• Excerpted records:
* BEGIN *
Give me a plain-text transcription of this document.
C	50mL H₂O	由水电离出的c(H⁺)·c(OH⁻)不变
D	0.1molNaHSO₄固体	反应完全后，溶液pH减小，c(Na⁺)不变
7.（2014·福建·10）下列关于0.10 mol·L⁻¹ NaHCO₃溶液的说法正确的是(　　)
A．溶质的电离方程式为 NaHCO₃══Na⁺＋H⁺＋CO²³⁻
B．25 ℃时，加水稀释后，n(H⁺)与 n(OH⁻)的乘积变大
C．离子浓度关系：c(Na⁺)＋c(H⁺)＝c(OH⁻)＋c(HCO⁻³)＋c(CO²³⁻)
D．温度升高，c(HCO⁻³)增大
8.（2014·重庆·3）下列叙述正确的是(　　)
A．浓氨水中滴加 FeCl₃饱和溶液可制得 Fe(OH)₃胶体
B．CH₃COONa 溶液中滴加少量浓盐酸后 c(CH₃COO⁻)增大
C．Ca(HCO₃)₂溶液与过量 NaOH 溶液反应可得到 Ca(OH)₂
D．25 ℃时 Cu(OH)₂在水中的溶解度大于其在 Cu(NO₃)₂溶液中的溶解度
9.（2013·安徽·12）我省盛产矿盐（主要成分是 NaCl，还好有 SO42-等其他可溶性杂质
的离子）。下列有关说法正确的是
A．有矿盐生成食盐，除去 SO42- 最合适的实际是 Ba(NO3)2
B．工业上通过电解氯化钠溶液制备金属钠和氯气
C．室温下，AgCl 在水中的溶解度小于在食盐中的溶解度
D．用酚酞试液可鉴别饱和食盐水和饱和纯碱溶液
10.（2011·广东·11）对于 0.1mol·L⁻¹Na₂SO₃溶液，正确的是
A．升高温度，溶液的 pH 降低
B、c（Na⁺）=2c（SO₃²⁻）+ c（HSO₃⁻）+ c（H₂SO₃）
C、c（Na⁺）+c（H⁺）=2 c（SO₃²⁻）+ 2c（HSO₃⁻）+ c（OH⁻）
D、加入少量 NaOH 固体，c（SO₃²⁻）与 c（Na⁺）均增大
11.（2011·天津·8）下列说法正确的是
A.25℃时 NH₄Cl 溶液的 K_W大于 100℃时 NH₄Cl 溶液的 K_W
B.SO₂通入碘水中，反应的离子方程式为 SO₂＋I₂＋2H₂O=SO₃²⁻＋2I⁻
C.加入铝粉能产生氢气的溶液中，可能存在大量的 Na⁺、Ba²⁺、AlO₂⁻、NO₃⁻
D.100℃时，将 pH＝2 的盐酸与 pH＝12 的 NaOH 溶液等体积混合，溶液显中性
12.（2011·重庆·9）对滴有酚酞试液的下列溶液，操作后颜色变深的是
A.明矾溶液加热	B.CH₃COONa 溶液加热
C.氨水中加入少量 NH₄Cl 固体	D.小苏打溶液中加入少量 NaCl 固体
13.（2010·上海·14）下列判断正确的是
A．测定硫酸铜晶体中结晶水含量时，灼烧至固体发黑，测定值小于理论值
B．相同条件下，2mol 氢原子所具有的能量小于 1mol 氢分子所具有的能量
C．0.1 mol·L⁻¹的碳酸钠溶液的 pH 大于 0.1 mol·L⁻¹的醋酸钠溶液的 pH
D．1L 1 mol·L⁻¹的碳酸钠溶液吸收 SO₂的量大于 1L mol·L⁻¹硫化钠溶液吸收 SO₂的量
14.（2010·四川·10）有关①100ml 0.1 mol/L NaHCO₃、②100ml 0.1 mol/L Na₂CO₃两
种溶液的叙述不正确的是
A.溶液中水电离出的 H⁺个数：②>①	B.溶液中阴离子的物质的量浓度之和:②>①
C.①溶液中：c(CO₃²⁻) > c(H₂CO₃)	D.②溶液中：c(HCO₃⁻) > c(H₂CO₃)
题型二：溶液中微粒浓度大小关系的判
* END *
Each record should come back exactly as written.

Give me a plain-text transcription of this document.
C	50mL H₂O	由水电离出的c(H⁺)·c(OH⁻)不变
D	0.1molNaHSO₄固体	反应完全后，溶液pH减小，c(Na⁺)不变
7.（2014·福建·10）下列关于0.10 mol·L⁻¹ NaHCO₃溶液的说法正确的是(　　)
A．溶质的电离方程式为 NaHCO₃══Na⁺＋H⁺＋CO²³⁻
B．25 ℃时，加水稀释后，n(H⁺)与 n(OH⁻)的乘积变大
C．离子浓度关系：c(Na⁺)＋c(H⁺)＝c(OH⁻)＋c(HCO⁻³)＋c(CO²³⁻)
D．温度升高，c(HCO⁻³)增大
8.（2014·重庆·3）下列叙述正确的是(　　)
A．浓氨水中滴加 FeCl₃饱和溶液可制得 Fe(OH)₃胶体
B．CH₃COONa 溶液中滴加少量浓盐酸后 c(CH₃COO⁻)增大
C．Ca(HCO₃)₂溶液与过量 NaOH 溶液反应可得到 Ca(OH)₂
D．25 ℃时 Cu(OH)₂在水中的溶解度大于其在 Cu(NO₃)₂溶液中的溶解度
9.（2013·安徽·12）我省盛产矿盐（主要成分是 NaCl，还好有 SO42-等其他可溶性杂质
的离子）。下列有关说法正确的是
A．有矿盐生成食盐，除去 SO42- 最合适的实际是 Ba(NO3)2
B．工业上通过电解氯化钠溶液制备金属钠和氯气
C．室温下，AgCl 在水中的溶解度小于在食盐中的溶解度
D．用酚酞试液可鉴别饱和食盐水和饱和纯碱溶液
10.（2011·广东·11）对于 0.1mol·L⁻¹Na₂SO₃溶液，正确的是
A．升高温度，溶液的 pH 降低
B、c（Na⁺）=2c（SO₃²⁻）+ c（HSO₃⁻）+ c（H₂SO₃）
C、c（Na⁺）+c（H⁺）=2 c（SO₃²⁻）+ 2c（HSO₃⁻）+ c（OH⁻）
D、加入少量 NaOH 固体，c（SO₃²⁻）与 c（Na⁺）均增大
11.（2011·天津·8）下列说法正确的是
A.25℃时 NH₄Cl 溶液的 K_W大于 100℃时 NH₄Cl 溶液的 K_W
B.SO₂通入碘水中，反应的离子方程式为 SO₂＋I₂＋2H₂O=SO₃²⁻＋2I⁻
C.加入铝粉能产生氢气的溶液中，可能存在大量的 Na⁺、Ba²⁺、AlO₂⁻、NO₃⁻
D.100℃时，将 pH＝2 的盐酸与 pH＝12 的 NaOH 溶液等体积混合，溶液显中性
12.（2011·重庆·9）对滴有酚酞试液的下列溶液，操作后颜色变深的是
A.明矾溶液加热	B.CH₃COONa 溶液加热
C.氨水中加入少量 NH₄Cl 固体	D.小苏打溶液中加入少量 NaCl 固体
13.（2010·上海·14）下列判断正确的是
A．测定硫酸铜晶体中结晶水含量时，灼烧至固体发黑，测定值小于理论值
B．相同条件下，2mol 氢原子所具有的能量小于 1mol 氢分子所具有的能量
C．0.1 mol·L⁻¹的碳酸钠溶液的 pH 大于 0.1 mol·L⁻¹的醋酸钠溶液的 pH
D．1L 1 mol·L⁻¹的碳酸钠溶液吸收 SO₂的量大于 1L mol·L⁻¹硫化钠溶液吸收 SO₂的量
14.（2010·四川·10）有关①100ml 0.1 mol/L NaHCO₃、②100ml 0.1 mol/L Na₂CO₃两
种溶液的叙述不正确的是
A.溶液中水电离出的 H⁺个数：②>①	B.溶液中阴离子的物质的量浓度之和:②>①
C.①溶液中：c(CO₃²⁻) > c(H₂CO₃)	D.②溶液中：c(HCO₃⁻) > c(H₂CO₃)
题型二：溶液中微粒浓度大小关系的判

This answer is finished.